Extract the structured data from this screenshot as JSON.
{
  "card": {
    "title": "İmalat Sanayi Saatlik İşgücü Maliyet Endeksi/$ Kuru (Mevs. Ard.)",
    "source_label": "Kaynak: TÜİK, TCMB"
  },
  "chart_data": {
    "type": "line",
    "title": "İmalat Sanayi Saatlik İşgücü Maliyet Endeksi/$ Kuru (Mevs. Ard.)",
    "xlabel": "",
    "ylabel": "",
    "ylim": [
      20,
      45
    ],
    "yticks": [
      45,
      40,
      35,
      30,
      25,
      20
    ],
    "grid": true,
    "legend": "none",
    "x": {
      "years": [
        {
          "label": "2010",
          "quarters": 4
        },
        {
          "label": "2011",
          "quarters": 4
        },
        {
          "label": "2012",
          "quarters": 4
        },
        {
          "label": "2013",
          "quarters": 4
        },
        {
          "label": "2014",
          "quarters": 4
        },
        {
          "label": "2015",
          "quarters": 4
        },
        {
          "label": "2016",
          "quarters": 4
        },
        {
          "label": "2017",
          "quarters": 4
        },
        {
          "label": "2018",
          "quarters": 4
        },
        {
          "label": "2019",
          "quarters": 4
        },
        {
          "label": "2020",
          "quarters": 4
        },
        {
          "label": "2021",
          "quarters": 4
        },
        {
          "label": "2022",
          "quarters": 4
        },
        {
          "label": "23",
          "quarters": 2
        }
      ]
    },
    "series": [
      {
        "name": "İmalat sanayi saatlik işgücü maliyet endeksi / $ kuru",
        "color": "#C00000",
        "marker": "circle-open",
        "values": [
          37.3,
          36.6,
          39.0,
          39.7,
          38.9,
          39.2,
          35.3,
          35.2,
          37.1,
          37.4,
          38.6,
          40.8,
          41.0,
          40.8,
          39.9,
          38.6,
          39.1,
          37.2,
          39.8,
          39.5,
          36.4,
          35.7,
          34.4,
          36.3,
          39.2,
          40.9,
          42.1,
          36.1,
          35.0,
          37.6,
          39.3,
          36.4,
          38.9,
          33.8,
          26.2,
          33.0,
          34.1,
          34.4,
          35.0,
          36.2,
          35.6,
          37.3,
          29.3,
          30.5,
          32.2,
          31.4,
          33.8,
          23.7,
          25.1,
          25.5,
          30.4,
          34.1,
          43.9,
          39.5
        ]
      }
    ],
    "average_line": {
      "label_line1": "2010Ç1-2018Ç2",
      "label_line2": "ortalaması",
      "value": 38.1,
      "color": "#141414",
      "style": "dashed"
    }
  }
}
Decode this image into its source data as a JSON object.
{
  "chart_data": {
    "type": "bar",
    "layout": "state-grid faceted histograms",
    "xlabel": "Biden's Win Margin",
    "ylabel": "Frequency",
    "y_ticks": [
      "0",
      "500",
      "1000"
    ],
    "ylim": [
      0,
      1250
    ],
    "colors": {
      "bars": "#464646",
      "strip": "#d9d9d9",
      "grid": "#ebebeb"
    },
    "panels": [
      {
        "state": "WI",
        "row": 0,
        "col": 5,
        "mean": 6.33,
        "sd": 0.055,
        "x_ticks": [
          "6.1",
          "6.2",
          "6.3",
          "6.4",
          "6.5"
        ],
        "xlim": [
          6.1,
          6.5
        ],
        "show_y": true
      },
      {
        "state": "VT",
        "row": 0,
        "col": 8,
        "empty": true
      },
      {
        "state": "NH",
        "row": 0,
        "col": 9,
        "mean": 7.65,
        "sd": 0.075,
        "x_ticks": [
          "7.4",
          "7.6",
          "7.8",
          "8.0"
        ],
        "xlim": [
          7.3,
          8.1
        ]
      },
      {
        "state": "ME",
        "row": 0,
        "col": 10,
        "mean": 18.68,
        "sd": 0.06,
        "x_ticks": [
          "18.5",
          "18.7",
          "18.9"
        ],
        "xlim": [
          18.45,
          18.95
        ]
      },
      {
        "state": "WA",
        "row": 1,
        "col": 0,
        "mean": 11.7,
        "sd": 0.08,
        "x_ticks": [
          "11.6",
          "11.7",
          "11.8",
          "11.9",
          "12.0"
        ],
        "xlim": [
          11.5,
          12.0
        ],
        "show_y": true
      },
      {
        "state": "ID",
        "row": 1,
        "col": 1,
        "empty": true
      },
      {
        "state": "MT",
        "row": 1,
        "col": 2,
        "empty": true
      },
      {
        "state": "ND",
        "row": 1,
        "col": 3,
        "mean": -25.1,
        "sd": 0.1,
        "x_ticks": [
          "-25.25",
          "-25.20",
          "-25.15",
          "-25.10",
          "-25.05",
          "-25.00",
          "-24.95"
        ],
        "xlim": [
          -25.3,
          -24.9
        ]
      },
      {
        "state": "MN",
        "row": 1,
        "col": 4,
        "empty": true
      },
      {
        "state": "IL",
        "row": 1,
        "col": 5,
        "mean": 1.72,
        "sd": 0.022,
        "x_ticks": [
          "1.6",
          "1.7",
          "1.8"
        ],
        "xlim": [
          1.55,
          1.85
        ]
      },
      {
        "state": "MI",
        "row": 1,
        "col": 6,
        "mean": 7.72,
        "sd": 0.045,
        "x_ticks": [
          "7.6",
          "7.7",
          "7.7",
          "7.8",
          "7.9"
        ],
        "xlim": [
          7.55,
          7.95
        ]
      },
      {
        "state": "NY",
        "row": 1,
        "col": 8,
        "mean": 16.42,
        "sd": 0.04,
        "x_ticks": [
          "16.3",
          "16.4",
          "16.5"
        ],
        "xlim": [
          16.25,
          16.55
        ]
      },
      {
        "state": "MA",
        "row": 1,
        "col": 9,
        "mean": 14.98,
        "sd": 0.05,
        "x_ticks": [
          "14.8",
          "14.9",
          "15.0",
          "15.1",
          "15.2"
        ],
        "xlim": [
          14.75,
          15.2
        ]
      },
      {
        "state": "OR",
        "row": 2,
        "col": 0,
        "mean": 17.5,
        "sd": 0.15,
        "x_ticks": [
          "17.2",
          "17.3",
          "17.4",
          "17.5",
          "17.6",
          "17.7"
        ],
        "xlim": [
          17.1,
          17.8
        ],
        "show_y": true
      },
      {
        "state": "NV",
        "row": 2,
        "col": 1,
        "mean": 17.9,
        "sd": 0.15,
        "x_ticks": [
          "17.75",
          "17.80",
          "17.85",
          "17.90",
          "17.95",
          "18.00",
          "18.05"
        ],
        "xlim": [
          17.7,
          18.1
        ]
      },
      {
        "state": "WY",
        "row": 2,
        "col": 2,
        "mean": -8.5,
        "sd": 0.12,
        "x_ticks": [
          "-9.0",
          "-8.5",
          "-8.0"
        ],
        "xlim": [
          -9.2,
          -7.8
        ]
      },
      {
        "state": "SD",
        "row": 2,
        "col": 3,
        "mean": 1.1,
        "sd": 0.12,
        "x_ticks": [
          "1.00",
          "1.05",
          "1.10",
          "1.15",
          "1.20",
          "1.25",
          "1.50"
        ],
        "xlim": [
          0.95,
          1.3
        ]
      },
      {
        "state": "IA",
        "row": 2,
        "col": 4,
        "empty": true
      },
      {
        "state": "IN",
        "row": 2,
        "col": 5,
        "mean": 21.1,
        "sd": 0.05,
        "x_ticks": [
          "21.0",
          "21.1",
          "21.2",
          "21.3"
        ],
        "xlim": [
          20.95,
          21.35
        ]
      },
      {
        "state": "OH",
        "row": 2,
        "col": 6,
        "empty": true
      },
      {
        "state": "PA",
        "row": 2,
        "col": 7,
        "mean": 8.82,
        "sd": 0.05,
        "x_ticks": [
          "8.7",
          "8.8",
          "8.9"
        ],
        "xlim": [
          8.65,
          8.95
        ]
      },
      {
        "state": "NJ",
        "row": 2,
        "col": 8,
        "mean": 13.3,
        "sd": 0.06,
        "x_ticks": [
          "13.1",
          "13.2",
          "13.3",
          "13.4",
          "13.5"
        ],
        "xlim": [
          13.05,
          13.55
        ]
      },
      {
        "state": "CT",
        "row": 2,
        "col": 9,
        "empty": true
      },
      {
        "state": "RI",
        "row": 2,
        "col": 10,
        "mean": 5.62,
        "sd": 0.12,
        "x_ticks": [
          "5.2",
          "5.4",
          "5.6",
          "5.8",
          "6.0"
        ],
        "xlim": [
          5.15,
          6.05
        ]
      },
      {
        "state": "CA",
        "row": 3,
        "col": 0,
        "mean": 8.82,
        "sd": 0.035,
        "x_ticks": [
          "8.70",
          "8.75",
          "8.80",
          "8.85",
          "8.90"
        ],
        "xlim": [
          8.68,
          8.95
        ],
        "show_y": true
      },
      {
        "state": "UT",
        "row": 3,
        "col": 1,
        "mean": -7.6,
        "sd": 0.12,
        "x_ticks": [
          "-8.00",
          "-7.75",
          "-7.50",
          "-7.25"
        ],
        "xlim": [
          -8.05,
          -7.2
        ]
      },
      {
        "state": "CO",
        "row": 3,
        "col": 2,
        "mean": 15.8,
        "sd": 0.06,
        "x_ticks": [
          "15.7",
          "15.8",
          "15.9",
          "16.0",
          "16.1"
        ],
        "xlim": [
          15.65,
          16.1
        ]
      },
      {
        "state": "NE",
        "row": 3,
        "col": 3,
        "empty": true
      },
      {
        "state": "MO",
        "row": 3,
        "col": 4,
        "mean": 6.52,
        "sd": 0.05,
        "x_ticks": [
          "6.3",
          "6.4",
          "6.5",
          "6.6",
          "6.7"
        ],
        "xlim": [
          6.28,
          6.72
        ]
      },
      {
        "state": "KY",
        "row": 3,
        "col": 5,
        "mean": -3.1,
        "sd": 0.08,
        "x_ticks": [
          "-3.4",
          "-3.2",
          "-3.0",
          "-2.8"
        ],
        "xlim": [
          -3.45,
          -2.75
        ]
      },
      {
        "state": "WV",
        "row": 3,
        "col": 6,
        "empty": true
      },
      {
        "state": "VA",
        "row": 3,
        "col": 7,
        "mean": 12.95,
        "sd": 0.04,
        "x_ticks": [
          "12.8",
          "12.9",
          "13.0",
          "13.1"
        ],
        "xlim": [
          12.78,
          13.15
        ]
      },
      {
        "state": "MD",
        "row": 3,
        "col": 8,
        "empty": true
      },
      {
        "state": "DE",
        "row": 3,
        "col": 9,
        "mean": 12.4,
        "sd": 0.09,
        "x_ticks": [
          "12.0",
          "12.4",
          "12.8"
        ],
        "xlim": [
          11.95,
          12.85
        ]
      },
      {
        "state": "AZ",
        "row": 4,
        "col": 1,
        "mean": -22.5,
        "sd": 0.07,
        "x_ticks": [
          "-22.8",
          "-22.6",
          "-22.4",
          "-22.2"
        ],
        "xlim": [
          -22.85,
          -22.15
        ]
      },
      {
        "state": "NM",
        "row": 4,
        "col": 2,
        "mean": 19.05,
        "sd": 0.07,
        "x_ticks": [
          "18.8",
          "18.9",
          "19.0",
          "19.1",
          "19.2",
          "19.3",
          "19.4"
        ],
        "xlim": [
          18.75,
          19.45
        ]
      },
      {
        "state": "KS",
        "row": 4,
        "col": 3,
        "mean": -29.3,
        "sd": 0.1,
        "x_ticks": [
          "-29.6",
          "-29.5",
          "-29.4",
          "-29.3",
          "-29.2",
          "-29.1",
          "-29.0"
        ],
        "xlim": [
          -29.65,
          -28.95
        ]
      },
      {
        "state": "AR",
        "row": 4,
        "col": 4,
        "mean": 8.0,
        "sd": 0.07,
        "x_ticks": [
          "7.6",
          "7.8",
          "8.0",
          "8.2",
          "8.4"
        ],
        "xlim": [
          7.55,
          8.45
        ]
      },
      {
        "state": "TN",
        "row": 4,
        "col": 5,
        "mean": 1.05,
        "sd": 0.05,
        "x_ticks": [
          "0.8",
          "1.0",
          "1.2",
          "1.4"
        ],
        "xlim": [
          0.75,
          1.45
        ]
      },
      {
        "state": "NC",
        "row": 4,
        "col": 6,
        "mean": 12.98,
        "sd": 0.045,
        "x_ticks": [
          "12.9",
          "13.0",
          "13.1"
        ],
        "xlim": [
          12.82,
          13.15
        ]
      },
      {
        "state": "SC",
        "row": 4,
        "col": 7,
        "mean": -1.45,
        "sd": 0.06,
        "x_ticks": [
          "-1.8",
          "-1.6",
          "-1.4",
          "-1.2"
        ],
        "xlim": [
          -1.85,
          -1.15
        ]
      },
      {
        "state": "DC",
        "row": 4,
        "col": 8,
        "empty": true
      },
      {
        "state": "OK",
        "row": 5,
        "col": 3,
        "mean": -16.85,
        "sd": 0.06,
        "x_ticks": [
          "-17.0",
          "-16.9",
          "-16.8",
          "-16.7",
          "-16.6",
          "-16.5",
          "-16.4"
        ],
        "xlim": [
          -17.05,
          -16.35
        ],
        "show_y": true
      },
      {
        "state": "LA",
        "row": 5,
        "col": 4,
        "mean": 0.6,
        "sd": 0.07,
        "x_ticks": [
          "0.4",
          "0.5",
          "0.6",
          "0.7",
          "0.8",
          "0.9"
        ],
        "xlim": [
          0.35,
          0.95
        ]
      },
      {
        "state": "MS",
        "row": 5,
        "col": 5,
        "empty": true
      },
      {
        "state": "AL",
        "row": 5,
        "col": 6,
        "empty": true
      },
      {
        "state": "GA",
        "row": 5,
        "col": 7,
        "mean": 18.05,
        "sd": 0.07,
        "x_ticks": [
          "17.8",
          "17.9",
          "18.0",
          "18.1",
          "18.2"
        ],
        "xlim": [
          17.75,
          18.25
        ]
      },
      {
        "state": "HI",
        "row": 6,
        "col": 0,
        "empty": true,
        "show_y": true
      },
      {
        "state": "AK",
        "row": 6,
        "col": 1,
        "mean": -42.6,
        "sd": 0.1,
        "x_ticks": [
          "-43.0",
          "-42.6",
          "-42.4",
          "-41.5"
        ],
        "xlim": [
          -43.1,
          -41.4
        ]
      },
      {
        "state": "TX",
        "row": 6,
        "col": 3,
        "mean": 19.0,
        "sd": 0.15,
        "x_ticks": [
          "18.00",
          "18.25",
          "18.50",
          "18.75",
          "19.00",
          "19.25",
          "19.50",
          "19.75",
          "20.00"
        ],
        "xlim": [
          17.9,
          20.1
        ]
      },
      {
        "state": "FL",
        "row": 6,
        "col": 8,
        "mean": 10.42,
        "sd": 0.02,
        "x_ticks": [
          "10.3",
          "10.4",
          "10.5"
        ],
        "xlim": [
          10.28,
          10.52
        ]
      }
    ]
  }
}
.....
| TASK TO CARRY OUT |
Reply with one number only: the count of lines in the entries that contain "JSON".

| TASK RESULT |
2